**THE REQUEST**
Which lines below hold the word "this"? Copy all of them.

+---+

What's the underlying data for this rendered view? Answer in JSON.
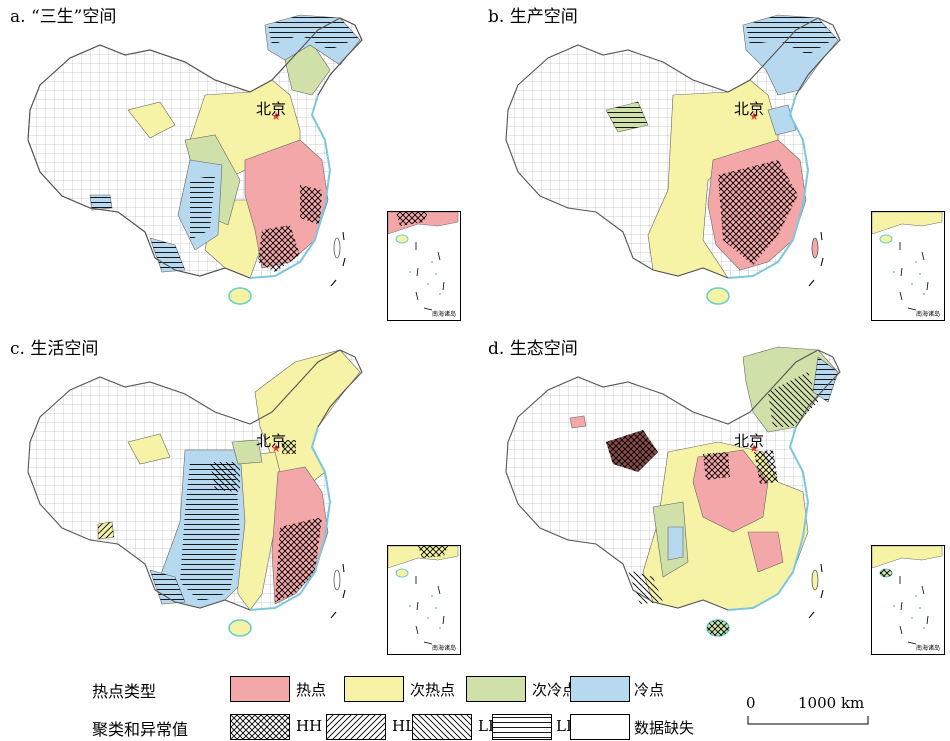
{
  "panels": [
    {
      "title": "a. “三生”空间",
      "capital": "北京",
      "inset_label": "南海诸岛"
    },
    {
      "title": "b. 生产空间",
      "capital": "北京",
      "inset_label": "南海诸岛"
    },
    {
      "title": "c. 生活空间",
      "capital": "北京",
      "inset_label": "南海诸岛"
    },
    {
      "title": "d. 生态空间",
      "capital": "北京",
      "inset_label": "南海诸岛"
    }
  ],
  "legend": {
    "hotspot_heading": "热点类型",
    "hotspot_items": [
      {
        "label": "热点",
        "color": "#f4a7a9"
      },
      {
        "label": "次热点",
        "color": "#f6f3a6"
      },
      {
        "label": "次冷点",
        "color": "#cfe0a8"
      },
      {
        "label": "冷点",
        "color": "#b7d9ef"
      }
    ],
    "cluster_heading": "聚类和异常值",
    "cluster_items": [
      {
        "label": "HH",
        "pattern": "crosshatch"
      },
      {
        "label": "HL",
        "pattern": "diagonal-right"
      },
      {
        "label": "LH",
        "pattern": "diagonal-left"
      },
      {
        "label": "LL",
        "pattern": "horizontal"
      },
      {
        "label": "数据缺失",
        "pattern": "none"
      }
    ]
  },
  "scalebar": {
    "start": "0",
    "end": "1000 km"
  }
}
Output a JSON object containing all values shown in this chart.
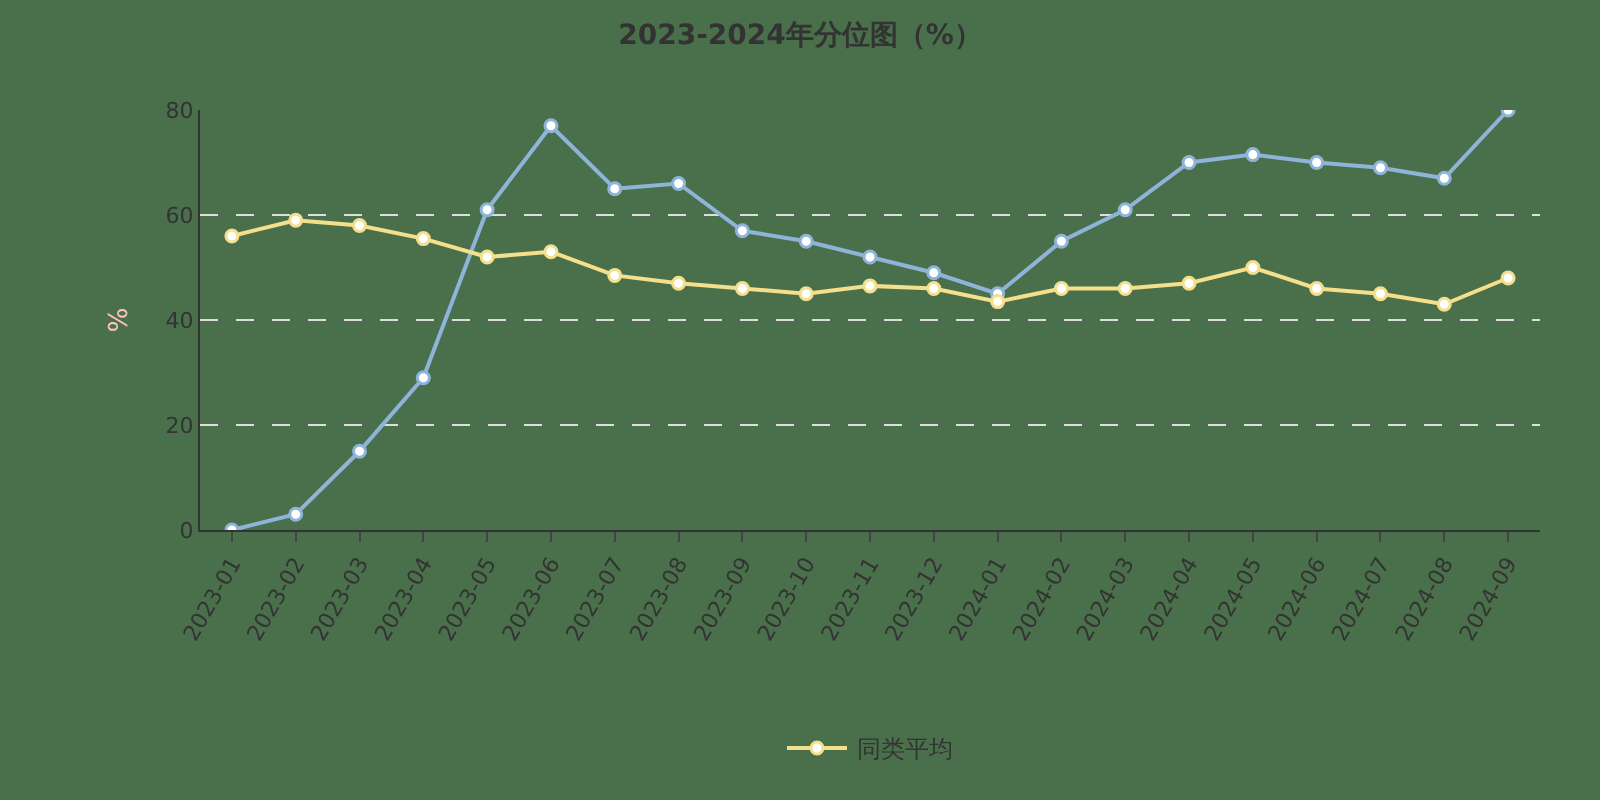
{
  "chart_data": {
    "type": "line",
    "title": "2023-2024年分位图（%）",
    "ylabel": "%",
    "categories": [
      "2023-01",
      "2023-02",
      "2023-03",
      "2023-04",
      "2023-05",
      "2023-06",
      "2023-07",
      "2023-08",
      "2023-09",
      "2023-10",
      "2023-11",
      "2023-12",
      "2024-01",
      "2024-02",
      "2024-03",
      "2024-04",
      "2024-05",
      "2024-06",
      "2024-07",
      "2024-08",
      "2024-09"
    ],
    "series": [
      {
        "color": "#8fb4d9",
        "values": [
          0,
          3,
          15,
          29,
          61,
          77,
          65,
          66,
          57,
          55,
          52,
          49,
          45,
          55,
          61,
          70,
          71.5,
          70,
          69,
          67,
          80
        ]
      },
      {
        "name": "同类平均",
        "color": "#f3df8c",
        "values": [
          56,
          59,
          58,
          55.5,
          52,
          53,
          48.5,
          47,
          46,
          45,
          46.5,
          46,
          43.5,
          46,
          46,
          47,
          50,
          46,
          45,
          43,
          48
        ]
      }
    ],
    "ylim": [
      0,
      80
    ],
    "yticks": [
      0,
      20,
      40,
      60,
      80
    ],
    "grid": "y",
    "legend": "bottom",
    "marker": "circle",
    "line_style": "solid"
  }
}
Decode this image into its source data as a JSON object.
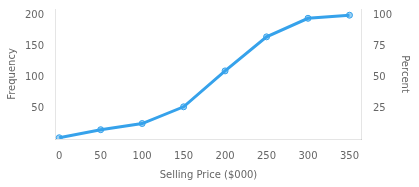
{
  "chart_data": {
    "type": "line",
    "x": [
      0,
      50,
      100,
      150,
      200,
      250,
      300,
      350
    ],
    "values": [
      2,
      15,
      25,
      52,
      110,
      165,
      195,
      200
    ],
    "marker": "circle",
    "xlabel": "Selling Price ($000)",
    "ylabel": "Frequency",
    "y2label": "Percent",
    "xlim": [
      -5,
      365
    ],
    "ylim": [
      0,
      210
    ],
    "y2lim": [
      0,
      105
    ],
    "xticks": [
      0,
      50,
      100,
      150,
      200,
      250,
      300,
      350
    ],
    "yticks": [
      50,
      100,
      150,
      200
    ],
    "y2ticks": [
      25,
      50,
      75,
      100
    ],
    "grid": false
  }
}
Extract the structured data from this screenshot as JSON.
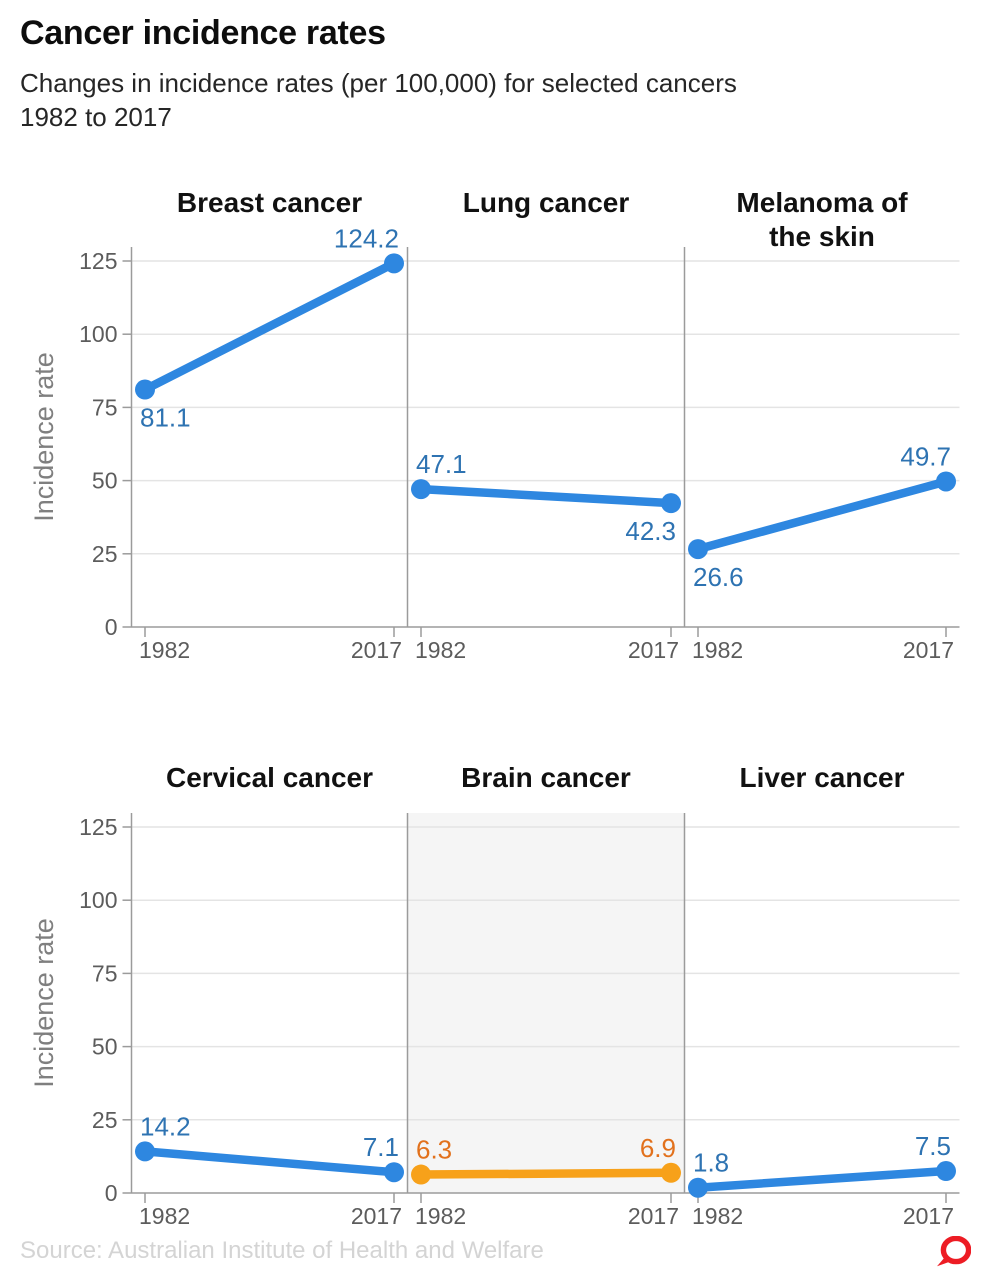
{
  "header": {
    "title": "Cancer incidence rates",
    "subtitle_lines": [
      "Changes in incidence rates (per 100,000) for selected cancers",
      "1982 to 2017"
    ]
  },
  "chart_data": {
    "type": "line",
    "layout": "small_multiples_2x3",
    "x": [
      "1982",
      "2017"
    ],
    "ylabel": "Incidence rate",
    "ylim": [
      0,
      125
    ],
    "yticks": [
      0,
      25,
      50,
      75,
      100,
      125
    ],
    "grid": true,
    "legend": "none",
    "colors": {
      "line_blue": "#2e87e0",
      "label_blue": "#2e73b2",
      "line_orange": "#f7a11a",
      "label_orange": "#e2711c",
      "grid_line": "#e4e4e4",
      "axis_line": "#9b9b9b",
      "tick_text": "#5c5c5c",
      "axis_title_text": "#7f7f7f",
      "panel_title_text": "#111111",
      "highlight_bg": "#f5f5f5"
    },
    "panels": [
      {
        "row": 0,
        "col": 0,
        "title_lines": [
          "Breast cancer"
        ],
        "values": [
          81.1,
          124.2
        ],
        "value_labels": [
          "81.1",
          "124.2"
        ],
        "label_pos": [
          "below",
          "above"
        ],
        "highlighted": false,
        "series_color": "blue"
      },
      {
        "row": 0,
        "col": 1,
        "title_lines": [
          "Lung cancer"
        ],
        "values": [
          47.1,
          42.3
        ],
        "value_labels": [
          "47.1",
          "42.3"
        ],
        "label_pos": [
          "above",
          "below"
        ],
        "highlighted": false,
        "series_color": "blue"
      },
      {
        "row": 0,
        "col": 2,
        "title_lines": [
          "Melanoma of",
          "the skin"
        ],
        "values": [
          26.6,
          49.7
        ],
        "value_labels": [
          "26.6",
          "49.7"
        ],
        "label_pos": [
          "below",
          "above"
        ],
        "highlighted": false,
        "series_color": "blue"
      },
      {
        "row": 1,
        "col": 0,
        "title_lines": [
          "Cervical cancer"
        ],
        "values": [
          14.2,
          7.1
        ],
        "value_labels": [
          "14.2",
          "7.1"
        ],
        "label_pos": [
          "above",
          "above"
        ],
        "highlighted": false,
        "series_color": "blue"
      },
      {
        "row": 1,
        "col": 1,
        "title_lines": [
          "Brain cancer"
        ],
        "values": [
          6.3,
          6.9
        ],
        "value_labels": [
          "6.3",
          "6.9"
        ],
        "label_pos": [
          "above",
          "above"
        ],
        "highlighted": true,
        "series_color": "orange"
      },
      {
        "row": 1,
        "col": 2,
        "title_lines": [
          "Liver cancer"
        ],
        "values": [
          1.8,
          7.5
        ],
        "value_labels": [
          "1.8",
          "7.5"
        ],
        "label_pos": [
          "above",
          "above"
        ],
        "highlighted": false,
        "series_color": "blue"
      }
    ]
  },
  "footer": {
    "source": "Source: Australian Institute of Health and Welfare",
    "logo": {
      "name": "speech-bubble-logo",
      "color": "#ed1c24"
    }
  }
}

+---+

**REPLY**
What's the underlying data for this rendered view? Answer in JSON.
Output a JSON object containing all values shown in this chart.
Decode this image into its source data as a JSON object.
Extract the structured data from this screenshot as JSON.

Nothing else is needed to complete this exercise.